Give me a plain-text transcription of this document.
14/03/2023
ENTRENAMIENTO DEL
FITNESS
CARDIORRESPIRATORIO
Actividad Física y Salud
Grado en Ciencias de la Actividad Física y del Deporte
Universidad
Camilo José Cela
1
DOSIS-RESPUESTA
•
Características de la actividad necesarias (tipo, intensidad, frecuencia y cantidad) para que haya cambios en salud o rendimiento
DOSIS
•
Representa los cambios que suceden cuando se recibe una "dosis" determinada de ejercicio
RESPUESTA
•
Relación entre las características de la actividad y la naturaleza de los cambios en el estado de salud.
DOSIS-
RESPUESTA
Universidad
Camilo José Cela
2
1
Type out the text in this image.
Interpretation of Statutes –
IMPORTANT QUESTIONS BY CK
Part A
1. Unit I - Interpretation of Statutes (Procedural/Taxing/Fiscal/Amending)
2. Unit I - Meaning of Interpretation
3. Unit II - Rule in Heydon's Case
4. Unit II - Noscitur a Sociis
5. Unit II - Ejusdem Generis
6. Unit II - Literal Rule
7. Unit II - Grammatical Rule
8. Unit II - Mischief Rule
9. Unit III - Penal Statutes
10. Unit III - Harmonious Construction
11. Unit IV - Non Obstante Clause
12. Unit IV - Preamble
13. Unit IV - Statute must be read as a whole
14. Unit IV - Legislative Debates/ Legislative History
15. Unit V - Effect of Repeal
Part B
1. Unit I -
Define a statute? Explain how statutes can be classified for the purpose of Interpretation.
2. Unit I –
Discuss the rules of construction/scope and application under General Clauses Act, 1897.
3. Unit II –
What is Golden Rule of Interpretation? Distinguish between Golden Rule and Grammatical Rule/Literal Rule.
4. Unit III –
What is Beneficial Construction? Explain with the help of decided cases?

****

**Required task**
From the listing above, extract all records word for word.

**Result below**
Give me a plain-text transcription of this document.
14/03/2023
ENTRENAMIENTO DEL
FITNESS
CARDIORRESPIRATORIO
Actividad Física y Salud
Grado en Ciencias de la Actividad Física y del Deporte
Universidad
Camilo José Cela
1
DOSIS-RESPUESTA
•
Características de la actividad necesarias (tipo, intensidad, frecuencia y cantidad) para que haya cambios en salud o rendimiento
DOSIS
•
Representa los cambios que suceden cuando se recibe una "dosis" determinada de ejercicio
RESPUESTA
•
Relación entre las características de la actividad y la naturaleza de los cambios en el estado de salud.
DOSIS-
RESPUESTA
Universidad
Camilo José Cela
2
1
Type out the text in this image.
Interpretation of Statutes –
IMPORTANT QUESTIONS BY CK
Part A
1. Unit I - Interpretation of Statutes (Procedural/Taxing/Fiscal/Amending)
2. Unit I - Meaning of Interpretation
3. Unit II - Rule in Heydon's Case
4. Unit II - Noscitur a Sociis
5. Unit II - Ejusdem Generis
6. Unit II - Literal Rule
7. Unit II - Grammatical Rule
8. Unit II - Mischief Rule
9. Unit III - Penal Statutes
10. Unit III - Harmonious Construction
11. Unit IV - Non Obstante Clause
12. Unit IV - Preamble
13. Unit IV - Statute must be read as a whole
14. Unit IV - Legislative Debates/ Legislative History
15. Unit V - Effect of Repeal
Part B
1. Unit I -
Define a statute? Explain how statutes can be classified for the purpose of Interpretation.
2. Unit I –
Discuss the rules of construction/scope and application under General Clauses Act, 1897.
3. Unit II –
What is Golden Rule of Interpretation? Distinguish between Golden Rule and Grammatical Rule/Literal Rule.
4. Unit III –
What is Beneficial Construction? Explain with the help of decided cases?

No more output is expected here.